— START RECORDS TO PROCESS —

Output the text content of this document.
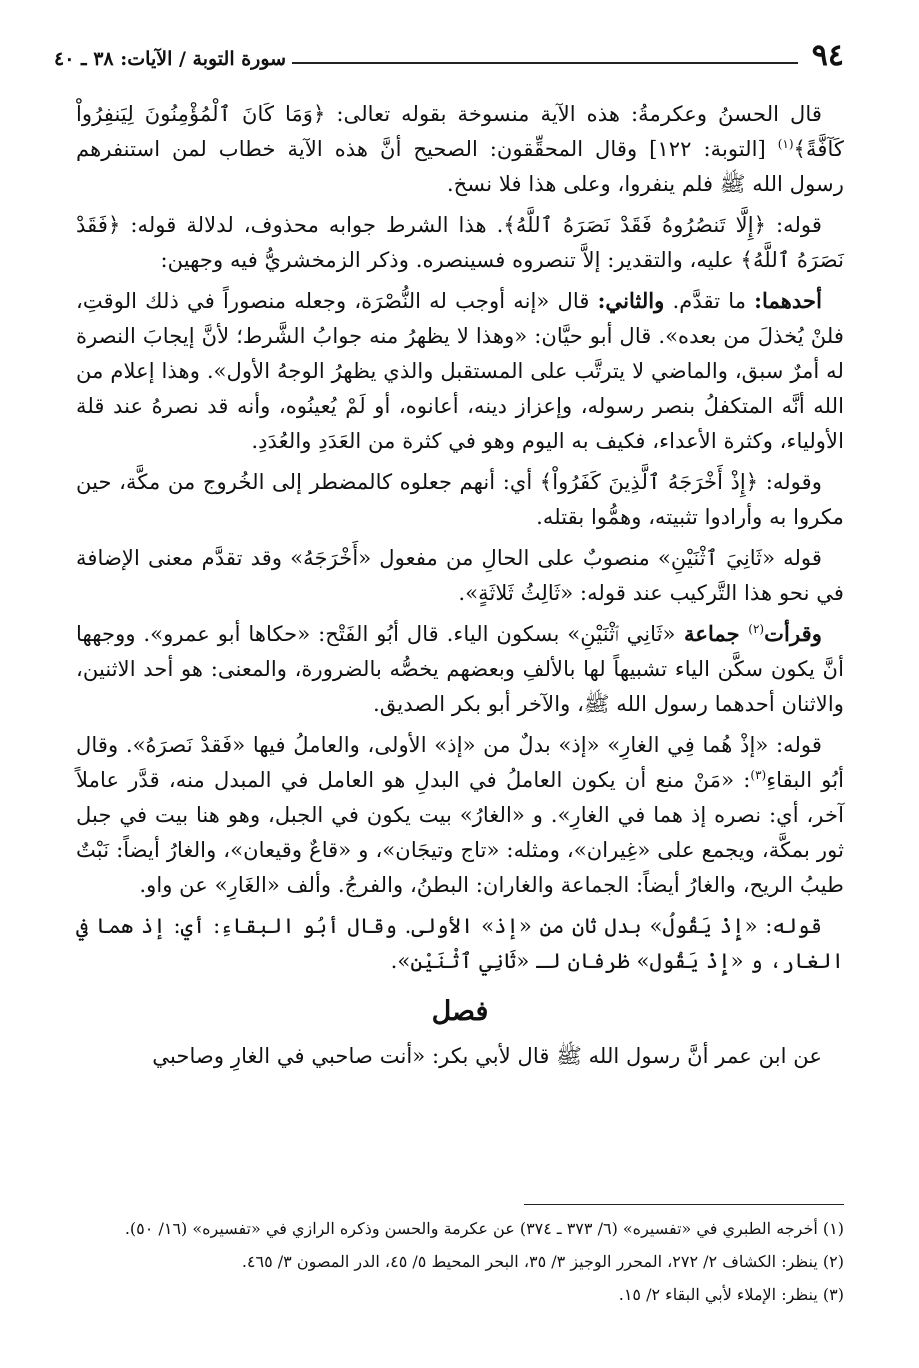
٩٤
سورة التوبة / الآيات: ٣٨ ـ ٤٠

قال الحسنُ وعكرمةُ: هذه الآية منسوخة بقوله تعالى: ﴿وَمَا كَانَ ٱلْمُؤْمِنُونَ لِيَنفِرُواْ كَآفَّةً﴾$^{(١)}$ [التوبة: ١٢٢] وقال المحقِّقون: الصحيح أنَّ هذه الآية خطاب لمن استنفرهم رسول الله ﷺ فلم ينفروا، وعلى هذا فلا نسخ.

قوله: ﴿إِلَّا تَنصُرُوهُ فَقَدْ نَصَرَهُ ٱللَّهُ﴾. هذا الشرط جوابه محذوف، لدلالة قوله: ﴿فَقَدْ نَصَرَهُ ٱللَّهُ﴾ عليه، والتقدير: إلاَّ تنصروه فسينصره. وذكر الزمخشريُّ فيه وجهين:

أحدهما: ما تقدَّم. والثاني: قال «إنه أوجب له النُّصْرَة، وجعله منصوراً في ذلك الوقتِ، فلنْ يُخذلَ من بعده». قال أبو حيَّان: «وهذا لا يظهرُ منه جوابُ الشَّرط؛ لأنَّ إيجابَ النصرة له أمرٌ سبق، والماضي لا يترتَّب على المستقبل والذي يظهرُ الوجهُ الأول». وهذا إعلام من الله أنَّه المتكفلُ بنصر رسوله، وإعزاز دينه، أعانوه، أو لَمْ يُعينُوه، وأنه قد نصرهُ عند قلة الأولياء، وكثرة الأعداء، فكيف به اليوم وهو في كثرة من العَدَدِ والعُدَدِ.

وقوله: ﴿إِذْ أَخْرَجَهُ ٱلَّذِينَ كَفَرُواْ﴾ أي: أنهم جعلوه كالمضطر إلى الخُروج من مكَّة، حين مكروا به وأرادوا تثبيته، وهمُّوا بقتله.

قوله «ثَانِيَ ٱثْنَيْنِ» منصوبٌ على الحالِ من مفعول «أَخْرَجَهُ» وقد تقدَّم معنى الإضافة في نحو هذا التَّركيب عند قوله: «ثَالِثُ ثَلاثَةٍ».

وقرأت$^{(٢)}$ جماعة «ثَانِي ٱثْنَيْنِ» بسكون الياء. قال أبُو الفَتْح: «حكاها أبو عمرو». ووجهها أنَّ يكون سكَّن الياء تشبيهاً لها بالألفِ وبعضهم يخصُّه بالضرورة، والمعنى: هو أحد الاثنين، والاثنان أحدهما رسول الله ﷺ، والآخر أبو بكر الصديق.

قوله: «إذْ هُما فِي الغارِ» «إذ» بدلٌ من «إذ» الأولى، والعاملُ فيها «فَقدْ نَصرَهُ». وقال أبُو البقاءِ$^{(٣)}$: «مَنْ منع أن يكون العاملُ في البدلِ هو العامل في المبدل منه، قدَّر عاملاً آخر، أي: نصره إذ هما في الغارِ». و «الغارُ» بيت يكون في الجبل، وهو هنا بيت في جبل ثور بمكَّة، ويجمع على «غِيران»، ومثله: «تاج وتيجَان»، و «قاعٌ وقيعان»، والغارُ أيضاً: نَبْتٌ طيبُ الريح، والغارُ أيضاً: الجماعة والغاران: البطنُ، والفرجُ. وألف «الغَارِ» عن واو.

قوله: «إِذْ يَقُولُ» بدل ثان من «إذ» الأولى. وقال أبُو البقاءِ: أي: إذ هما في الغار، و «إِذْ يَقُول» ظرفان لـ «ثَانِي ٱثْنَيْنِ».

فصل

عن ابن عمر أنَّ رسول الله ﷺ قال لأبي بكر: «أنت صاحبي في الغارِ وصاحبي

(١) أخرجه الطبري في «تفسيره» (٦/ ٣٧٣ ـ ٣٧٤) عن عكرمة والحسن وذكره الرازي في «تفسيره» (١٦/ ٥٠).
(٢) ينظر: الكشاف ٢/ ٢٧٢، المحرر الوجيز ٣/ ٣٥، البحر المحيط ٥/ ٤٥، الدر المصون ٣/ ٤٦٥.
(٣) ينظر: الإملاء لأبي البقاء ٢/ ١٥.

— END RECORDS TO PROCESS —
— START RECORDS TO PROCESS —

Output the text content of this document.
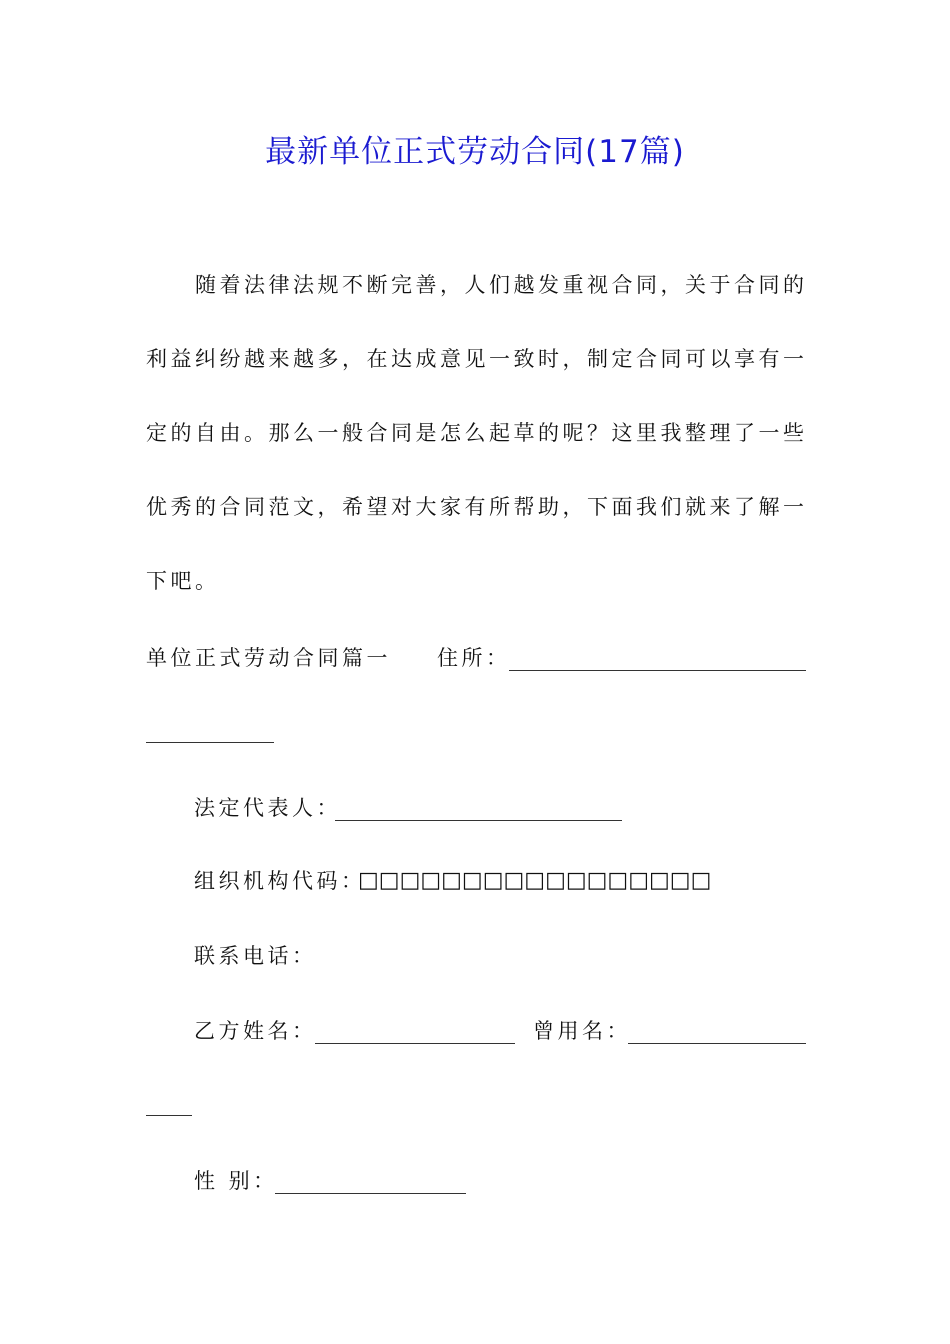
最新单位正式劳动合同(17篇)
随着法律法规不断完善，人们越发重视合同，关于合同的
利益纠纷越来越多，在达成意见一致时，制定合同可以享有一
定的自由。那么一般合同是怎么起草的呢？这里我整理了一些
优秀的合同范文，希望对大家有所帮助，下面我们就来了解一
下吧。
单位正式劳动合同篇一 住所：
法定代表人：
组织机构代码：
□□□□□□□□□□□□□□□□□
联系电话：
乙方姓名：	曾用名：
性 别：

— END RECORDS TO PROCESS —

**GOAL**
List each line of the entries that holds the string "ينظر".

**EXERCISE RESULT**
(٢) ينظر: الكشاف ٢/ ٢٧٢، المحرر الوجيز ٣/ ٣٥، البحر المحيط ٥/ ٤٥، الدر المصون ٣/ ٤٦٥.
(٣) ينظر: الإملاء لأبي البقاء ٢/ ١٥.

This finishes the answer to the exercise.